(Dataset excerpt)
↓

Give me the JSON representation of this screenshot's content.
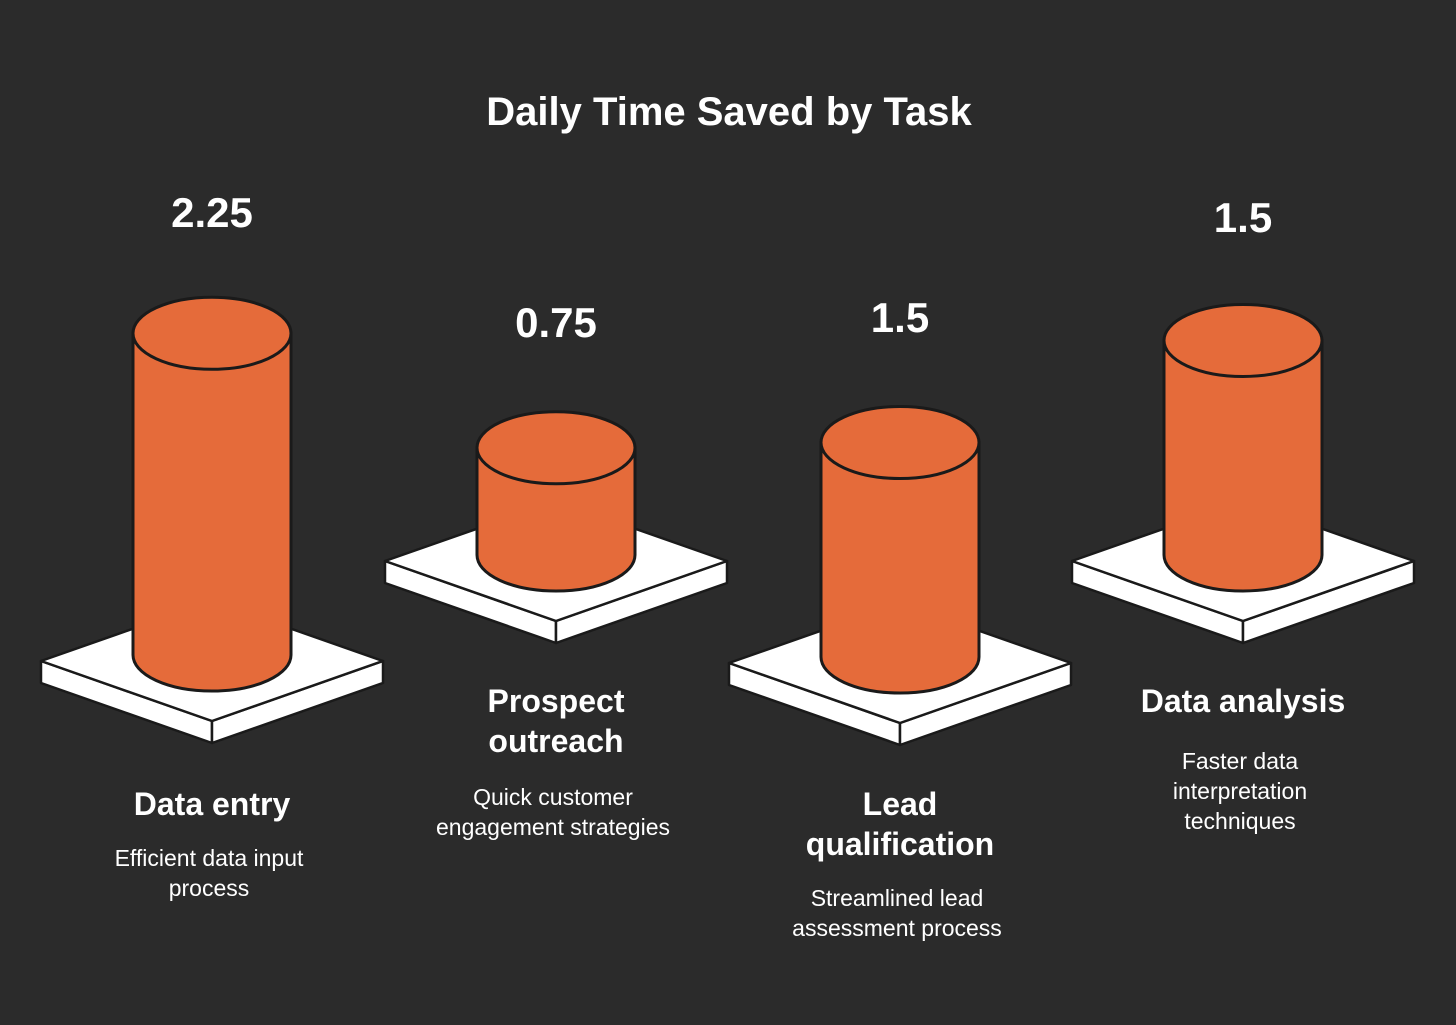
{
  "colors": {
    "background": "#2b2b2b",
    "bar_fill": "#e56b3a",
    "bar_outline": "#1a1a1a",
    "pedestal": "#ffffff",
    "text": "#ffffff"
  },
  "chart_data": {
    "type": "bar",
    "title": "Daily Time Saved by Task",
    "xlabel": "",
    "ylabel": "",
    "categories": [
      "Data entry",
      "Prospect outreach",
      "Lead qualification",
      "Data analysis"
    ],
    "category_label_lines": [
      [
        "Data entry"
      ],
      [
        "Prospect",
        "outreach"
      ],
      [
        "Lead",
        "qualification"
      ],
      [
        "Data analysis"
      ]
    ],
    "descriptions": [
      [
        "Efficient data input",
        "process"
      ],
      [
        "Quick customer",
        "engagement strategies"
      ],
      [
        "Streamlined lead",
        "assessment process"
      ],
      [
        "Faster data",
        "interpretation",
        "techniques"
      ]
    ],
    "values": [
      2.25,
      0.75,
      1.5,
      1.5
    ],
    "value_labels": [
      "2.25",
      "0.75",
      "1.5",
      "1.5"
    ],
    "grid": false,
    "legend": "none"
  }
}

↑

#### [WORK REQUIRED]
Write out all the records again, exactly, minus any pictures.

#### [EXPECTED ANSWER]
Give me the JSON representation of this screenshot's content.
{
  "colors": {
    "background": "#2b2b2b",
    "bar_fill": "#e56b3a",
    "bar_outline": "#1a1a1a",
    "pedestal": "#ffffff",
    "text": "#ffffff"
  },
  "chart_data": {
    "type": "bar",
    "title": "Daily Time Saved by Task",
    "xlabel": "",
    "ylabel": "",
    "categories": [
      "Data entry",
      "Prospect outreach",
      "Lead qualification",
      "Data analysis"
    ],
    "category_label_lines": [
      [
        "Data entry"
      ],
      [
        "Prospect",
        "outreach"
      ],
      [
        "Lead",
        "qualification"
      ],
      [
        "Data analysis"
      ]
    ],
    "descriptions": [
      [
        "Efficient data input",
        "process"
      ],
      [
        "Quick customer",
        "engagement strategies"
      ],
      [
        "Streamlined lead",
        "assessment process"
      ],
      [
        "Faster data",
        "interpretation",
        "techniques"
      ]
    ],
    "values": [
      2.25,
      0.75,
      1.5,
      1.5
    ],
    "value_labels": [
      "2.25",
      "0.75",
      "1.5",
      "1.5"
    ],
    "grid": false,
    "legend": "none"
  }
}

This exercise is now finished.